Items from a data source
(begin)
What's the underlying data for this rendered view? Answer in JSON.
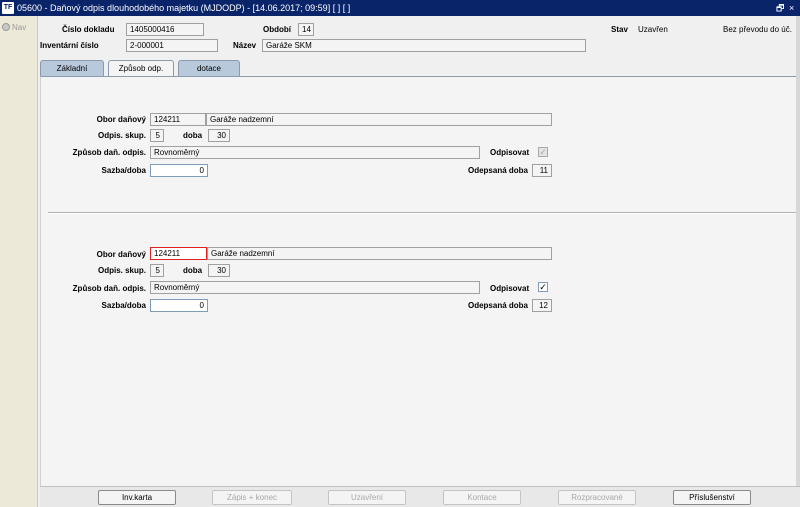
{
  "window": {
    "title": "05600 - Daňový odpis dlouhodobého majetku (MJDODP) - [14.06.2017; 09:59]  [ ]  [ ]",
    "app_icon": "TF",
    "restore_glyph": "🗗",
    "close_glyph": "×"
  },
  "nav": {
    "label": "Nav"
  },
  "header": {
    "cislo_dokladu_label": "Číslo dokladu",
    "cislo_dokladu_value": "1405000416",
    "obdobi_label": "Období",
    "obdobi_value": "14",
    "stav_label": "Stav",
    "stav_value": "Uzavřen",
    "prevod_text": "Bez převodu do úč.",
    "inventarni_label": "Inventární číslo",
    "inventarni_value": "2-000001",
    "nazev_label": "Název",
    "nazev_value": "Garáže SKM"
  },
  "tabs": [
    {
      "label": "Základní"
    },
    {
      "label": "Způsob odp."
    },
    {
      "label": "dotace"
    }
  ],
  "section1": {
    "obor_label": "Obor daňový",
    "obor_code": "124211",
    "obor_name": "Garáže nadzemní",
    "skup_label": "Odpis. skup.",
    "skup_value": "5",
    "doba_label": "doba",
    "doba_value": "30",
    "zpusob_label": "Způsob daň. odpis.",
    "zpusob_value": "Rovnoměrný",
    "odpisovat_label": "Odpisovat",
    "odpisovat_checked": true,
    "sazba_label": "Sazba/doba",
    "sazba_value": "0",
    "odepsana_label": "Odepsaná doba",
    "odepsana_value": "11"
  },
  "section2": {
    "obor_label": "Obor daňový",
    "obor_code": "124211",
    "obor_name": "Garáže nadzemní",
    "skup_label": "Odpis. skup.",
    "skup_value": "5",
    "doba_label": "doba",
    "doba_value": "30",
    "zpusob_label": "Způsob daň. odpis.",
    "zpusob_value": "Rovnoměrný",
    "odpisovat_label": "Odpisovat",
    "odpisovat_checked": true,
    "sazba_label": "Sazba/doba",
    "sazba_value": "0",
    "odepsana_label": "Odepsaná doba",
    "odepsana_value": "12"
  },
  "footer": {
    "buttons": [
      {
        "label": "Inv.karta",
        "enabled": true
      },
      {
        "label": "Zápis + konec",
        "enabled": false
      },
      {
        "label": "Uzavření",
        "enabled": false
      },
      {
        "label": "Kontace",
        "enabled": false
      },
      {
        "label": "Rozpracované",
        "enabled": false
      },
      {
        "label": "Příslušenství",
        "enabled": true
      }
    ]
  },
  "colors": {
    "titlebar": "#0a246a",
    "tab_inactive": "#b9c9dc",
    "error_border": "#e02020"
  },
  "icons": {
    "app": "app-logo-icon",
    "nav": "nav-bullet-icon",
    "restore": "restore-window-icon",
    "close": "close-window-icon",
    "check": "checkmark-icon"
  },
  "check_glyph": "✓"
}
(end)
Problem to work on:
Return from the data every line that holds "window".

Reply:
  "window": {
    "restore": "restore-window-icon",
    "close": "close-window-icon",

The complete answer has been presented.